ACTIVITY LIST >>
**A.** In the passage about the fall, how many years of silence come at the end?
**B.** Transcribe everything in the passage about the fall from "But God. Grace" down to "the gospel—Jesus wins.".

It begins, I suspect, with a far too small view of the fall. There is plenty we lament about that dark day in history’s most beautiful spot. We know that sin brought division to Adam and Eve. The two were designed to be one flesh, but when God challenged Adam for his sin, Adam threw his bride under the bus: “It was the woman.” We know the fall brought death into the world and the expulsion of our parents from a garden paradise. We know, of course, that it created enmity and estrangement between man and God.
Perhaps we miss the scope of the destruction because we want to subsume it all under God’s judgment against man. That is, the pain in the child-bearing, the presence of sickness and death, the thorns and thistles that infest the ground are not mere angry thunderbolts that God throws at us out of His anger. Instead, they are the natural consequences of the decidedly unnatural choice of the stewards of God’s creation. The earth groans not just because Adam and Eve took an illicit bite of fruit, but because they failed in their calling—to be fruitful and multiply, to fill the earth and subdue, to rule over the birds of the air, the fish of the sea, and every creeping thing that creeps upon the ground. The first Adam, in disobeying His Father, did more than earn His disfavor. He plunged the world into a vortex of death and destruction.
But God. Grace began in the garden. There, our Father graciously made animal skins as coverings for Adam and Eve. Better still, in the midst of pronouncing judgment, He called them to continue in their calling of exercising dominion. He promised to call out a people from among the mass of fallen humanity, and He promised that the seed of the woman would one day crush the head of the serpent. This is the proto-gospel, the gospel in its basic form. There is no clear exposition of substitutionary atonement. There is no clear prediction of an incarnation. There is no specific reference to a resurrection. But there is the promise that Jesus wins. That is the gospel—Jesus wins.
From Genesis 3 to the end of the Old Testament, God is about the business of preparing the way for the coming hero. He graciously provides restraints against the downward spiral our sin has brought upon us. First, He establishes His worship. He rescues Noah and his family while wiping out the rest of humanity. He calls Abraham out of Ur of the Chaldees. He promises Abraham that he will be the father of nations, and in turn that all the nations of the world will be blessed through him. God continues to reveal more about Himself, about His law, about His covering of sin. He calls His people out of Egypt, establishing Israel as His bride. He blesses her with judges, and later with King David. He sends His prophets, who bear His Word.
Even as God continues to reveal more and more, even as He beats back some of the destruction of sin, every hero He provides turns out to have feet of clay. Sin, time and again, intrudes into the narrative, reminding us that the Seed of the woman is still somewhere in the future. God’s people sink deeper and deeper into their unbelief. The nations of the world grow more powerful, more brazen. And then, four hundred years of silence.

(Page layout parsing data)
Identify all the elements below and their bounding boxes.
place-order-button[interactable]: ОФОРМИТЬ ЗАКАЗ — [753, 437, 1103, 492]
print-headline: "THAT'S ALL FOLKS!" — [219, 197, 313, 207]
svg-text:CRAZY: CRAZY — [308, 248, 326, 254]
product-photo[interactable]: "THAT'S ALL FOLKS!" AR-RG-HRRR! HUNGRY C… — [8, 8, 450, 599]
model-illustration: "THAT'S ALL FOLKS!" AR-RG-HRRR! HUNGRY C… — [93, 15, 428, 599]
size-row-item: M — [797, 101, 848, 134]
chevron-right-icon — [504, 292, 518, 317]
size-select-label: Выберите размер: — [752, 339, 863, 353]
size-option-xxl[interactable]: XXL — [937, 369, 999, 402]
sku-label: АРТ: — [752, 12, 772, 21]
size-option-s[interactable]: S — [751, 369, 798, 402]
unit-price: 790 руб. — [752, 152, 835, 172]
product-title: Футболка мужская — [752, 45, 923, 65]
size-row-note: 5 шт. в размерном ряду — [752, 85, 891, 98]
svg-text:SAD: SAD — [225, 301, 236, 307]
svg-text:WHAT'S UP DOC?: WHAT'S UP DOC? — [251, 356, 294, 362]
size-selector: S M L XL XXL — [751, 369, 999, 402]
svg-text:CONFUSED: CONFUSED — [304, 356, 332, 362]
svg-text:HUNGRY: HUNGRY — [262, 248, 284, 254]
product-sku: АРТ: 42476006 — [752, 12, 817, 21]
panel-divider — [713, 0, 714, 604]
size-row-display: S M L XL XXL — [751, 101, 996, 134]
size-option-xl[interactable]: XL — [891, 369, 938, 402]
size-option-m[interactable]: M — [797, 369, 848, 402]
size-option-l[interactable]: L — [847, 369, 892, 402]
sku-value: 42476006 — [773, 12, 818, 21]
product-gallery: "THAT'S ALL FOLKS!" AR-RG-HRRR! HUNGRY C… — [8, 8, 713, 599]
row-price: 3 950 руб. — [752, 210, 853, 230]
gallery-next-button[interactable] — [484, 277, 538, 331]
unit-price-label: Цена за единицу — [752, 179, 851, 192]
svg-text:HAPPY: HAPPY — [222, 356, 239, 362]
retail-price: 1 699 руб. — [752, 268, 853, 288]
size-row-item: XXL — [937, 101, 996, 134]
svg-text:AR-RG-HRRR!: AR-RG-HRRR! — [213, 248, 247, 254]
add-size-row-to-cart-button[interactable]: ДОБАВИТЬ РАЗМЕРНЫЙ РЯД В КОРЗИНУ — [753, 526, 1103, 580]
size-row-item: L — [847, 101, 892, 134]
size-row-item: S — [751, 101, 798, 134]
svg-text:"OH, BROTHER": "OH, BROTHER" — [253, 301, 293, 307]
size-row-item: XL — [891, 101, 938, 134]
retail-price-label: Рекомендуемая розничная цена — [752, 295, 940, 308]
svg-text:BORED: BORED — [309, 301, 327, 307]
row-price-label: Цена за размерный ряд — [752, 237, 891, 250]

TASK RESULTS >>
**A.** Four hundred years.

**B.**
But God. Grace began in the garden. There, our Father graciously made animal skins as coverings for Adam and Eve. Better still, in the midst of pronouncing judgment, He called them to continue in their calling of exercising dominion. He promised to call out a people from among the mass of fallen humanity, and He promised that the seed of the woman would one day crush the head of the serpent. This is the proto-gospel, the gospel in its basic form. There is no clear exposition of substitutionary atonement. There is no clear prediction of an incarnation. There is no specific reference to a resurrection. But there is the promise that Jesus wins. That is the gospel—Jesus wins.